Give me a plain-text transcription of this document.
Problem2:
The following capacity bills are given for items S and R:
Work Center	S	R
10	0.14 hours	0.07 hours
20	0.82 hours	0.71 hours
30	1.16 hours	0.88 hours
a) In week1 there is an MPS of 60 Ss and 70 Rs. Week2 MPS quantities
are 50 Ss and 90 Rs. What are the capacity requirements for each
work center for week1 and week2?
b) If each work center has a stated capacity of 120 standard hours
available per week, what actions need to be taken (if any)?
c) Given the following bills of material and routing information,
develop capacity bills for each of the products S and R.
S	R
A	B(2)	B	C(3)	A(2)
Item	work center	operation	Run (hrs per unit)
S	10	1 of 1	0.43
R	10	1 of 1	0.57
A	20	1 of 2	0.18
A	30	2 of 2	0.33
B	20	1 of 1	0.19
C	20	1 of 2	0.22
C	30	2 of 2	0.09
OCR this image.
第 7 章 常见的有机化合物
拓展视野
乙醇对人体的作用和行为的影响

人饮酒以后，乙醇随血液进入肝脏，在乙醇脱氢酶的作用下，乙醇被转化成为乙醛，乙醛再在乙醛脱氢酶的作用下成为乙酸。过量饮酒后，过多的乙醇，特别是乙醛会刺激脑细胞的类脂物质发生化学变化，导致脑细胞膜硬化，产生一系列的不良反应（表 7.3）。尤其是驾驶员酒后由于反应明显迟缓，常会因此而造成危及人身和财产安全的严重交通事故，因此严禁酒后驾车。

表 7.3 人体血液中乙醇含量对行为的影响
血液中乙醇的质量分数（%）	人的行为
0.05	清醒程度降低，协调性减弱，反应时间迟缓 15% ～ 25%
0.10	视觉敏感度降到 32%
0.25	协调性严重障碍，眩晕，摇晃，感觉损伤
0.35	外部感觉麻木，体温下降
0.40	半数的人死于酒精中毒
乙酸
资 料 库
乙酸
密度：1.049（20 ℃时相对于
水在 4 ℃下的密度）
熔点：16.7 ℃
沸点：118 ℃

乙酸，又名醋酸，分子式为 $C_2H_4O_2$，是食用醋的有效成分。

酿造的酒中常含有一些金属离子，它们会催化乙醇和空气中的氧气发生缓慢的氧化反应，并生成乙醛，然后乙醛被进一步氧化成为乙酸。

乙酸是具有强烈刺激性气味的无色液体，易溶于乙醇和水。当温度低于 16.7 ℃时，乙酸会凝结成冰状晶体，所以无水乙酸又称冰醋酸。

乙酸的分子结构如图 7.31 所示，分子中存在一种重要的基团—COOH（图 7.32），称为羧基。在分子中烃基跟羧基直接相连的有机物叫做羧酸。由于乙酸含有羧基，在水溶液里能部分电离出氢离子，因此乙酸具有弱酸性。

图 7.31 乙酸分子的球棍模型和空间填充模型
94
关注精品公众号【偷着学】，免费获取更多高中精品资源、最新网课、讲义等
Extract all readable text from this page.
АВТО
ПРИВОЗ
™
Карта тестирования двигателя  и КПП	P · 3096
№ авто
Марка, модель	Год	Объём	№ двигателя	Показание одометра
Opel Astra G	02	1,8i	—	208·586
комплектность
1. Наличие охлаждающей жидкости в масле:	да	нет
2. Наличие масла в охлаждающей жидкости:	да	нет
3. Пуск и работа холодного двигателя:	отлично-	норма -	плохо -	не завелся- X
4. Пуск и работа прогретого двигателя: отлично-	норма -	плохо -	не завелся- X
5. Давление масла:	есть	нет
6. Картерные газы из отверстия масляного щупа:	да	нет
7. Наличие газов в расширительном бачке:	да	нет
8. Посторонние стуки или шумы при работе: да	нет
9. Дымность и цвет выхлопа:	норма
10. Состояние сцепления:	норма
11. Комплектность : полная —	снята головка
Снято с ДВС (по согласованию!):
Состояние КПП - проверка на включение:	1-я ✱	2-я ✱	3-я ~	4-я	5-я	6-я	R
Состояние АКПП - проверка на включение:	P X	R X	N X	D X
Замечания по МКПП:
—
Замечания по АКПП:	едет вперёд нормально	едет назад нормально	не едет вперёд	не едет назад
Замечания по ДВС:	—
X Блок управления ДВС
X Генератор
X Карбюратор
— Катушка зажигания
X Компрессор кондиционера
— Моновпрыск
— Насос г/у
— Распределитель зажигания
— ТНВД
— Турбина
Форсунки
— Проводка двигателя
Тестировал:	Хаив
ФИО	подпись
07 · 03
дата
▬▬▬
**Work to complete:** List every line above that contains the word "охлаждающей".

**Solution to the exercise:**
1. Наличие охлаждающей жидкости в масле:	да	нет
2. Наличие масла в охлаждающей жидкости:	да	нет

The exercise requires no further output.